* PASSAGE PROVIDED *
Anyway, at one point a few hours later the video turned on but there was nothing on screen, but I could here a chattering/grunting - is this the hedgehog? do you hear the same sounds. I had left the hedgehog food tub outside as it stinks and is full of dried grubs (lid was on). In the morning there were stones scattered around and at one point there was a video of a shadow passing the camera and then a clunk on what sounded like the plastic tub. Greedy hogs!

I will try and get a better angle tonight and put at higher resolution. A lot of glare and the humidity started to spoil the image around 4am.

Tips welcome from all you night camera enthusiasts. I will also see if I can get fox/badger images from the fields. There is a slight unease that there will be a monstrous zombie face on one of these at some point.

notjosh

Love those pictures Attila.

Strolling through the Forest of Dean last week I stumbled across a large black stag. Didn't even know that was a thing, but here it is:
https://drive.google.com/file/d/1MISc9OJCSaVcWyHbfL6wGR4SFLOC7tMi/view?usp=sharing

Might look like a silhouette, but had a good look through the binocs afterwards and it was properly black.

bgmnts

Great pictures!

The tail on the fox is not as fluffy as I'd expect.

* STUDY MATERIAL *

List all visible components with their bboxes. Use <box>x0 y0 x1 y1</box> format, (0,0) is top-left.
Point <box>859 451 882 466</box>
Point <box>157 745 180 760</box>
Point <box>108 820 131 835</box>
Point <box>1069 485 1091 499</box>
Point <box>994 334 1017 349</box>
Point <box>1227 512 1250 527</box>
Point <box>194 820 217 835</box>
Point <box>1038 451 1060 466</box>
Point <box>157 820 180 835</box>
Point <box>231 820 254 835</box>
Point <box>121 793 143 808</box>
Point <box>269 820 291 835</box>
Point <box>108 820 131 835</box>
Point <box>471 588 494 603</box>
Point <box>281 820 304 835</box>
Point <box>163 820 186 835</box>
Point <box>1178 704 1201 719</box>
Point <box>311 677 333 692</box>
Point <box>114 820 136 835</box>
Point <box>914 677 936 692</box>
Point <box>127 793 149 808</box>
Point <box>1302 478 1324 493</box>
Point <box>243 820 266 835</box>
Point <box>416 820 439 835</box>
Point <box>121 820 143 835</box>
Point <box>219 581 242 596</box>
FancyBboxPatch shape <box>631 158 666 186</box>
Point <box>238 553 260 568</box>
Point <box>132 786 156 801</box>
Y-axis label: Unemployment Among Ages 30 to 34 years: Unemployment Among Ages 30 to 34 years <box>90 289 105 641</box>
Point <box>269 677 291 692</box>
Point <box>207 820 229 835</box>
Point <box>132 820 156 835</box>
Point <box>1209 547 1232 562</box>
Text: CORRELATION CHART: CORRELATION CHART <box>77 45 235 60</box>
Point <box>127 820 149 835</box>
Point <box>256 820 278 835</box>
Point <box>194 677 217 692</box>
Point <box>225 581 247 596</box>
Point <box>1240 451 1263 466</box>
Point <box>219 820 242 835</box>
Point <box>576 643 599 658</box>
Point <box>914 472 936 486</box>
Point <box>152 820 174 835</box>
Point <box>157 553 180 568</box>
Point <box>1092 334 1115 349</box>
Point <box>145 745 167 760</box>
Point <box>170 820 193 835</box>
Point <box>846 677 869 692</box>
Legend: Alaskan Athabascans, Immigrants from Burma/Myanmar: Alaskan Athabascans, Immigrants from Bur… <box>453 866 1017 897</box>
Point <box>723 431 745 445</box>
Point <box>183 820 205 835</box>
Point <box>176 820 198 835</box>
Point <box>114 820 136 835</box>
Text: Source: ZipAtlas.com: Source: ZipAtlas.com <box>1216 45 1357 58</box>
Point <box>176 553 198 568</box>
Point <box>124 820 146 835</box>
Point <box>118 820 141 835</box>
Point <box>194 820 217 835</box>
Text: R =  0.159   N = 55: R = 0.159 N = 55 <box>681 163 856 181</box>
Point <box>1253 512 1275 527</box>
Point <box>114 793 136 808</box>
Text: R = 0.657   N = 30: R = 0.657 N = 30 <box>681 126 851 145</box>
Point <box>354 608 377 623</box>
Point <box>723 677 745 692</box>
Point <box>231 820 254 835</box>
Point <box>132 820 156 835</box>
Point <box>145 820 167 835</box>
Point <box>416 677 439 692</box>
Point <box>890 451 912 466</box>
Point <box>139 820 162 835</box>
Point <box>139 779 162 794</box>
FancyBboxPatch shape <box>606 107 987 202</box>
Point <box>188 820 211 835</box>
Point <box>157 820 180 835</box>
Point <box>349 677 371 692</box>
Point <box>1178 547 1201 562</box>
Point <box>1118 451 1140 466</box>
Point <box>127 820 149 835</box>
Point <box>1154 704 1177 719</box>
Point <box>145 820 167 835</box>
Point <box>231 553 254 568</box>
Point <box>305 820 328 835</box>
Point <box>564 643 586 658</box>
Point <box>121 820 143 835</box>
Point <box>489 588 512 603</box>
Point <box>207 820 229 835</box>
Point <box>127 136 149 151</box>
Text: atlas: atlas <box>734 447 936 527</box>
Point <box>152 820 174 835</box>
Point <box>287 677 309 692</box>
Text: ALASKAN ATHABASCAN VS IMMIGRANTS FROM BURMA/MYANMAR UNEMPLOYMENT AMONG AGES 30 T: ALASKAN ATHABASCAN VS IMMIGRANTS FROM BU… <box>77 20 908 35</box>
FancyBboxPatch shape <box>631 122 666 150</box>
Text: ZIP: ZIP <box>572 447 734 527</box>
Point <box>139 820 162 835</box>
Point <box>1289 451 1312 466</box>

* WHAT YOU NEED TO DO *
Can you copy the wildlife-camera thread word for word, beginning at the words "Strolling through the" and stopping after "Great pictures!"? The entries have nothing to do with the wildlife-camera thread.

* TASK RESULT *
Strolling through the Forest of Dean last week I stumbled across a large black stag. Didn't even know that was a thing, but here it is:
https://drive.google.com/file/d/1MISc9OJCSaVcWyHbfL6wGR4SFLOC7tMi/view?usp=sharing

Might look like a silhouette, but had a good look through the binocs afterwards and it was properly black.

bgmnts

Great pictures!